» **DIRECTION**: Could you give everything from the line containing "List each element below along with its xyxy pixel bbox. List" down to the line containing "- y-tick-label: 50: [114, 454, 120, 459]" again, replacing "divider" with "separator" and leaving all else unchanged and the pictures out?

>> START DATASET RECORDS

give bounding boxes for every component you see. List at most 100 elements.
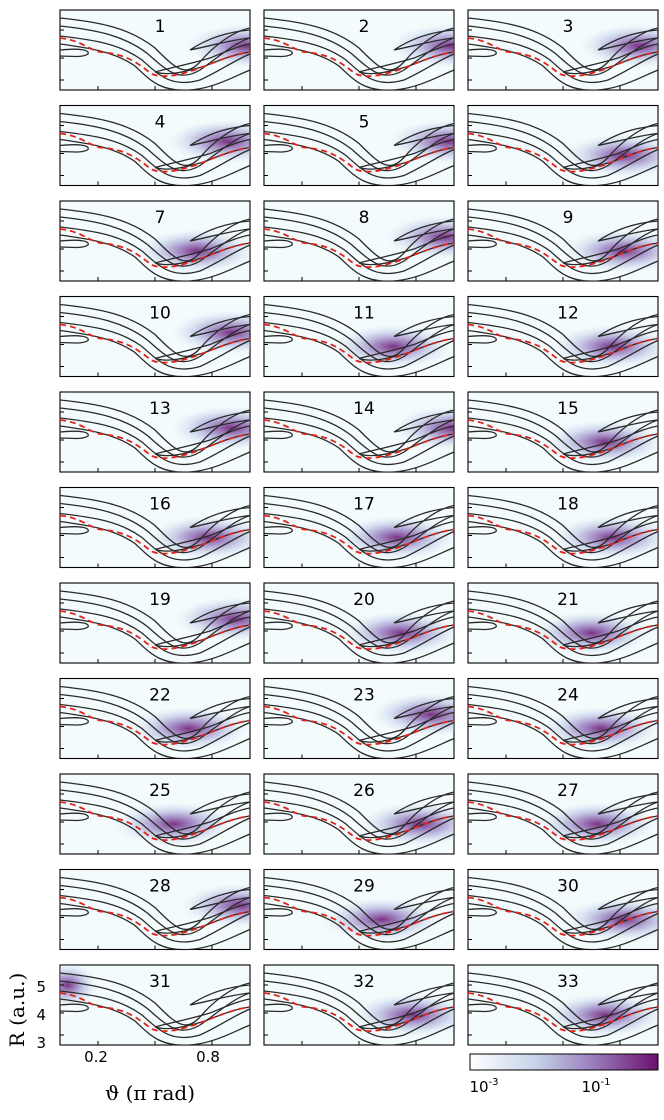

>> END DATASET RECORDS
>> START DATASET RECORDS

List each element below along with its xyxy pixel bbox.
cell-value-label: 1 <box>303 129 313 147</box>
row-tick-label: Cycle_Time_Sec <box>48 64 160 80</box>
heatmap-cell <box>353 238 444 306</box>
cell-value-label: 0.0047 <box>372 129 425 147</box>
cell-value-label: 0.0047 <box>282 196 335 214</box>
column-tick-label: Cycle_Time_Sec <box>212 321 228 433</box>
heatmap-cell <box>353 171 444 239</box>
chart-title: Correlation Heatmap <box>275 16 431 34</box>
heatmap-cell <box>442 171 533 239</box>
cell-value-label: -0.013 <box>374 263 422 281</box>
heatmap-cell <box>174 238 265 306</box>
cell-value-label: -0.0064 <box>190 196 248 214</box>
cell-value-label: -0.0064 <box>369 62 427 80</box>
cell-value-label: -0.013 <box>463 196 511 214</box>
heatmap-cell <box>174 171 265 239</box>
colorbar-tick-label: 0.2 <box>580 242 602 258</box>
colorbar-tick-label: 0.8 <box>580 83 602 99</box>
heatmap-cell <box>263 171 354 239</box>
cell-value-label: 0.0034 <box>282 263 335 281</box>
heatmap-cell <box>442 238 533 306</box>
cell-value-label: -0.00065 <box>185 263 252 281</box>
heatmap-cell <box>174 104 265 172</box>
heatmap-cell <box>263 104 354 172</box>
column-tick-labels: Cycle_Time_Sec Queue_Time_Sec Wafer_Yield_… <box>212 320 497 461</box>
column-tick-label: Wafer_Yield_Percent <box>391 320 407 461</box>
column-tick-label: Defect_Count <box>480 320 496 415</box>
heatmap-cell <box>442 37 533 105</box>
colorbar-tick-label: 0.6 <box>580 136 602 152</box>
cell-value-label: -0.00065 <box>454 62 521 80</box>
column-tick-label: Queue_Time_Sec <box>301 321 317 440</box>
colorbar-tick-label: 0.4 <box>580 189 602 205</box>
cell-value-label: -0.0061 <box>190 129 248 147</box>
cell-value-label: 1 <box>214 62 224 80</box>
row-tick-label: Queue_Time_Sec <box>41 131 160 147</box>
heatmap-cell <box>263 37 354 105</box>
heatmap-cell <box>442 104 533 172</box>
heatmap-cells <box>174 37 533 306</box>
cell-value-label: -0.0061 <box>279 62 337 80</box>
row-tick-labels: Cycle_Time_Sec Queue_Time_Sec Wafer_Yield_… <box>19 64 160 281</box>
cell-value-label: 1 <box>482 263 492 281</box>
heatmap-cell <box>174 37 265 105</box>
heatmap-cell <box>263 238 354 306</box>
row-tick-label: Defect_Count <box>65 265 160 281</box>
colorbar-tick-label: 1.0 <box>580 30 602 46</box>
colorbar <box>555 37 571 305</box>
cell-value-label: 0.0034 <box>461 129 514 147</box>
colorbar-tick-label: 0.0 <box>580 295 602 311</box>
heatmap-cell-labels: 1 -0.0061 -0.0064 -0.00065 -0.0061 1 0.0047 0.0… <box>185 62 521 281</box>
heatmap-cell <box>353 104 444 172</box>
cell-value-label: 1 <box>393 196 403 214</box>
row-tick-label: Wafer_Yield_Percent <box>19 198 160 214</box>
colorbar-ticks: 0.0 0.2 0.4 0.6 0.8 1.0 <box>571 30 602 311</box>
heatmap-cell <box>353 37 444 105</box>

>> END DATASET RECORDS
>> START DATASET RECORDS

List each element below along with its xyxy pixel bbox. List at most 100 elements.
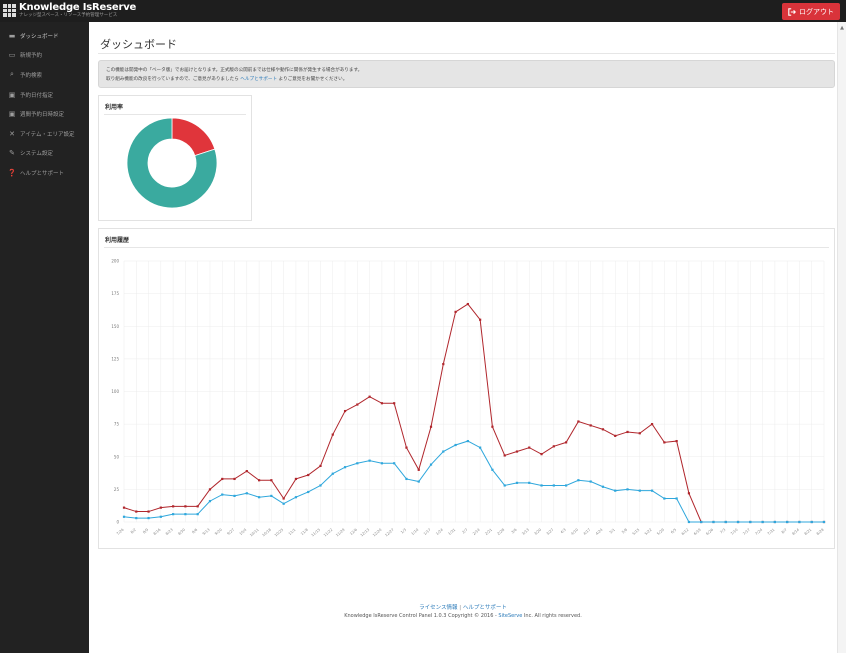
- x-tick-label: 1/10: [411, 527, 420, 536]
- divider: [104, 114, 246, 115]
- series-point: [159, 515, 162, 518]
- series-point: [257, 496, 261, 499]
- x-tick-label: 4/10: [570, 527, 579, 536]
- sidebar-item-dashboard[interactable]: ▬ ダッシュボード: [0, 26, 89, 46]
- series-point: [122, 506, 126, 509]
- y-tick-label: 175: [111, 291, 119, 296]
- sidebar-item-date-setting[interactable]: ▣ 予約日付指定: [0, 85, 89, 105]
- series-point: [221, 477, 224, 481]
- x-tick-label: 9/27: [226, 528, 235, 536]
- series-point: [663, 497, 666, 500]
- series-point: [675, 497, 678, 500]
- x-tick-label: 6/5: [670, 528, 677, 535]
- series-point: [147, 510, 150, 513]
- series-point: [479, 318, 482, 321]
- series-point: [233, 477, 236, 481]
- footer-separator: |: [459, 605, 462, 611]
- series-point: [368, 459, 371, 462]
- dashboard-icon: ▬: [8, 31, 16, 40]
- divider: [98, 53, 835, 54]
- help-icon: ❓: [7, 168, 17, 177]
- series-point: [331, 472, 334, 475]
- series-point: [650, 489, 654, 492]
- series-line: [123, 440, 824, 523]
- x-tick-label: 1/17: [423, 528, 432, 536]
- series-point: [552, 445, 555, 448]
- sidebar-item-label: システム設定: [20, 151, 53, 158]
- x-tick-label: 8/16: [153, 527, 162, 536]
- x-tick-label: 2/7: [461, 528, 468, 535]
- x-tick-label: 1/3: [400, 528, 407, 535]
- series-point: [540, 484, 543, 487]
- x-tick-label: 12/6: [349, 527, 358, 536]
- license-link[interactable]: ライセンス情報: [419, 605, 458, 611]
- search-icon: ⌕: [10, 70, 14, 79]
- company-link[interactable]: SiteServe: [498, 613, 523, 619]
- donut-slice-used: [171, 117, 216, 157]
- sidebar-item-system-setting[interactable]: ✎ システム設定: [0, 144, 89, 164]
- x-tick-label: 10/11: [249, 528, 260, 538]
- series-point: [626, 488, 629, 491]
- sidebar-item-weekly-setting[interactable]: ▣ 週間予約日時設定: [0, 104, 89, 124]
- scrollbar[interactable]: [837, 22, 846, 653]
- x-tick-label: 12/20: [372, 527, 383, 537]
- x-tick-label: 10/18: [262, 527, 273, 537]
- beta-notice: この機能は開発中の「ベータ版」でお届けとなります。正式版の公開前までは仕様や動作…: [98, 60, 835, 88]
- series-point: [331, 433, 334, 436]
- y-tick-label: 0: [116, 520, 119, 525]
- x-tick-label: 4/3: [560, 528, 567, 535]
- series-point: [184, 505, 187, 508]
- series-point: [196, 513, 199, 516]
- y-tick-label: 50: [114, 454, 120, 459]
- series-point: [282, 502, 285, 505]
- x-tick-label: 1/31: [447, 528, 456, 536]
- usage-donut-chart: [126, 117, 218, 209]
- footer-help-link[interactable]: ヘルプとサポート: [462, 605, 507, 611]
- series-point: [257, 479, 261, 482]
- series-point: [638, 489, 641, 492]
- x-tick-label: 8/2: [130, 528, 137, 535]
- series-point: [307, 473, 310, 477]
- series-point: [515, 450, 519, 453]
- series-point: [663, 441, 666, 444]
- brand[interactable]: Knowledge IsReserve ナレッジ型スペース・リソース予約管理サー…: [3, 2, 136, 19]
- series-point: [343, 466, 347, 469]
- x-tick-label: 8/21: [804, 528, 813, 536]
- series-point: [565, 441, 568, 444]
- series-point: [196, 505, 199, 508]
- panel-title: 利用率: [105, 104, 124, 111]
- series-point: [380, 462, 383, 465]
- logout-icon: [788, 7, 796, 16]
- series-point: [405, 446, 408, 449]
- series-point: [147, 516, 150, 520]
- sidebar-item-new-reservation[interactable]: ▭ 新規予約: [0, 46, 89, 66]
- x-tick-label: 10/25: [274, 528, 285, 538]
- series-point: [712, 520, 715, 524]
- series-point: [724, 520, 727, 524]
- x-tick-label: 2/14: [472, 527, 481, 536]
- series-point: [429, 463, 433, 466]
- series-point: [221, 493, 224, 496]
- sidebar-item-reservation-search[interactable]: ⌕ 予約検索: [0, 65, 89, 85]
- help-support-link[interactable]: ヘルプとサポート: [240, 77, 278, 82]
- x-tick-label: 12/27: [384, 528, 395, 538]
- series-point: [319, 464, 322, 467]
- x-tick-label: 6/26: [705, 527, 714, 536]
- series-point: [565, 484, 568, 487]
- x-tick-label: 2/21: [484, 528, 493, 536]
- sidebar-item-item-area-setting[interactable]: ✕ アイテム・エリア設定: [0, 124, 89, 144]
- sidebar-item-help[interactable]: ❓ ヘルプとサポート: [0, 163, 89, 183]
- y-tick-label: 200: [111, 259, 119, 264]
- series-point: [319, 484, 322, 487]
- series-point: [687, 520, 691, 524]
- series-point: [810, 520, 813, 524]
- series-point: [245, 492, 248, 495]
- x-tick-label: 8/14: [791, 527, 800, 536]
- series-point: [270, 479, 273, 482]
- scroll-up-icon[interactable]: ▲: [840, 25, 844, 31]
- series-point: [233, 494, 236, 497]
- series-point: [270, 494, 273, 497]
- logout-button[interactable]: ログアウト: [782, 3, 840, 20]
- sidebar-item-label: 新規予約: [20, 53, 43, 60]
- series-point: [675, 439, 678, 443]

>> END DATASET RECORDS

» **THE OUTPUT**:
List each element below along with its xyxy pixel bbox. List at most 100 elements.
- x-tick-label: 1/10: [411, 527, 420, 536]
- separator: [104, 114, 246, 115]
- series-point: [159, 515, 162, 518]
- series-point: [257, 496, 261, 499]
- x-tick-label: 4/10: [570, 527, 579, 536]
- sidebar-item-dashboard[interactable]: ▬ ダッシュボード: [0, 26, 89, 46]
- series-point: [122, 506, 126, 509]
- y-tick-label: 175: [111, 291, 119, 296]
- sidebar-item-date-setting[interactable]: ▣ 予約日付指定: [0, 85, 89, 105]
- series-point: [221, 477, 224, 481]
- x-tick-label: 9/27: [226, 528, 235, 536]
- series-point: [663, 497, 666, 500]
- series-point: [675, 497, 678, 500]
- x-tick-label: 6/5: [670, 528, 677, 535]
- series-point: [147, 510, 150, 513]
- series-point: [479, 318, 482, 321]
- series-point: [233, 477, 236, 481]
- footer-separator: |: [459, 605, 462, 611]
- series-point: [368, 459, 371, 462]
- dashboard-icon: ▬: [8, 31, 16, 40]
- separator: [98, 53, 835, 54]
- help-icon: ❓: [7, 168, 17, 177]
- series-point: [331, 472, 334, 475]
- series-point: [650, 489, 654, 492]
- series-line: [123, 440, 824, 523]
- x-tick-label: 1/17: [423, 528, 432, 536]
- series-point: [552, 445, 555, 448]
- sidebar-item-label: システム設定: [20, 151, 53, 158]
- x-tick-label: 8/16: [153, 527, 162, 536]
- x-tick-label: 2/7: [461, 528, 468, 535]
- x-tick-label: 1/3: [400, 528, 407, 535]
- series-point: [540, 484, 543, 487]
- x-tick-label: 12/6: [349, 527, 358, 536]
- license-link[interactable]: ライセンス情報: [419, 605, 458, 611]
- search-icon: ⌕: [10, 70, 14, 79]
- company-link[interactable]: SiteServe: [498, 613, 523, 619]
- donut-slice-used: [171, 117, 216, 157]
- sidebar-item-system-setting[interactable]: ✎ システム設定: [0, 144, 89, 164]
- x-tick-label: 10/11: [249, 528, 260, 538]
- series-point: [626, 488, 629, 491]
- sidebar-item-weekly-setting[interactable]: ▣ 週間予約日時設定: [0, 104, 89, 124]
- scrollbar[interactable]: [837, 22, 846, 653]
- x-tick-label: 12/20: [372, 527, 383, 537]
- x-tick-label: 10/18: [262, 527, 273, 537]
- beta-notice: この機能は開発中の「ベータ版」でお届けとなります。正式版の公開前までは仕様や動作…: [98, 60, 835, 88]
- series-point: [331, 433, 334, 436]
- y-tick-label: 0: [116, 520, 119, 525]
- x-tick-label: 4/3: [560, 528, 567, 535]
- series-point: [184, 505, 187, 508]
- series-point: [196, 513, 199, 516]
- y-tick-label: 50: [114, 454, 120, 459]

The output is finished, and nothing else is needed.